Work to do: Every record below should be printed exactly as it appears.

[Stored data]
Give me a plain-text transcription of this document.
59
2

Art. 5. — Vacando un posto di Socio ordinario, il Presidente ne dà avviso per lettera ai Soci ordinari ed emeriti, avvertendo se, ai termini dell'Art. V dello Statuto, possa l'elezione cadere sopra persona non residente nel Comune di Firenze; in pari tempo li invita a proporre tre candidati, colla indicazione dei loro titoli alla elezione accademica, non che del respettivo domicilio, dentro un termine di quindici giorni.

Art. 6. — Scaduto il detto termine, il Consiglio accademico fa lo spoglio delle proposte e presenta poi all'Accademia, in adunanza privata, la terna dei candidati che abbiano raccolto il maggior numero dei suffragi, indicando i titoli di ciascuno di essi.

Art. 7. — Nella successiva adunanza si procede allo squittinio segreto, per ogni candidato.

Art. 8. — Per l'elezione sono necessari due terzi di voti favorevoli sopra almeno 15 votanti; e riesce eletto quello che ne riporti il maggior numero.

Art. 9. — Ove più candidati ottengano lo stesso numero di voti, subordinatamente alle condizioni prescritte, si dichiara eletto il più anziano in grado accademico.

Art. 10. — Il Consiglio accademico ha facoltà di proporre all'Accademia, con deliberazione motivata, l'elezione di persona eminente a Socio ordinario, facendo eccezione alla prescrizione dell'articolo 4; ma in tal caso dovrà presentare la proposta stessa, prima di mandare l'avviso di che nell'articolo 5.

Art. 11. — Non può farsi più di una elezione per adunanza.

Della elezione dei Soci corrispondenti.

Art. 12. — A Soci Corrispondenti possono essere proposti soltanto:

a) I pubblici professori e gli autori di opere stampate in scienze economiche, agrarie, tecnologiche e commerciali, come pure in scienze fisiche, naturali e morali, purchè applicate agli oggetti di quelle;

Expected answer:
Give me a plain-text transcription of this document.
59
2

Art. 5. — Vacando un posto di Socio ordinario, il Presidente ne dà avviso per lettera ai Soci ordinari ed emeriti, avvertendo se, ai termini dell'Art. V dello Statuto, possa l'elezione cadere sopra persona non residente nel Comune di Firenze; in pari tempo li invita a proporre tre candidati, colla indicazione dei loro titoli alla elezione accademica, non che del respettivo domicilio, dentro un termine di quindici giorni.

Art. 6. — Scaduto il detto termine, il Consiglio accademico fa lo spoglio delle proposte e presenta poi all'Accademia, in adunanza privata, la terna dei candidati che abbiano raccolto il maggior numero dei suffragi, indicando i titoli di ciascuno di essi.

Art. 7. — Nella successiva adunanza si procede allo squittinio segreto, per ogni candidato.

Art. 8. — Per l'elezione sono necessari due terzi di voti favorevoli sopra almeno 15 votanti; e riesce eletto quello che ne riporti il maggior numero.

Art. 9. — Ove più candidati ottengano lo stesso numero di voti, subordinatamente alle condizioni prescritte, si dichiara eletto il più anziano in grado accademico.

Art. 10. — Il Consiglio accademico ha facoltà di proporre all'Accademia, con deliberazione motivata, l'elezione di persona eminente a Socio ordinario, facendo eccezione alla prescrizione dell'articolo 4; ma in tal caso dovrà presentare la proposta stessa, prima di mandare l'avviso di che nell'articolo 5.

Art. 11. — Non può farsi più di una elezione per adunanza.

Della elezione dei Soci corrispondenti.

Art. 12. — A Soci Corrispondenti possono essere proposti soltanto:

a) I pubblici professori e gli autori di opere stampate in scienze economiche, agrarie, tecnologiche e commerciali, come pure in scienze fisiche, naturali e morali, purchè applicate agli oggetti di quelle;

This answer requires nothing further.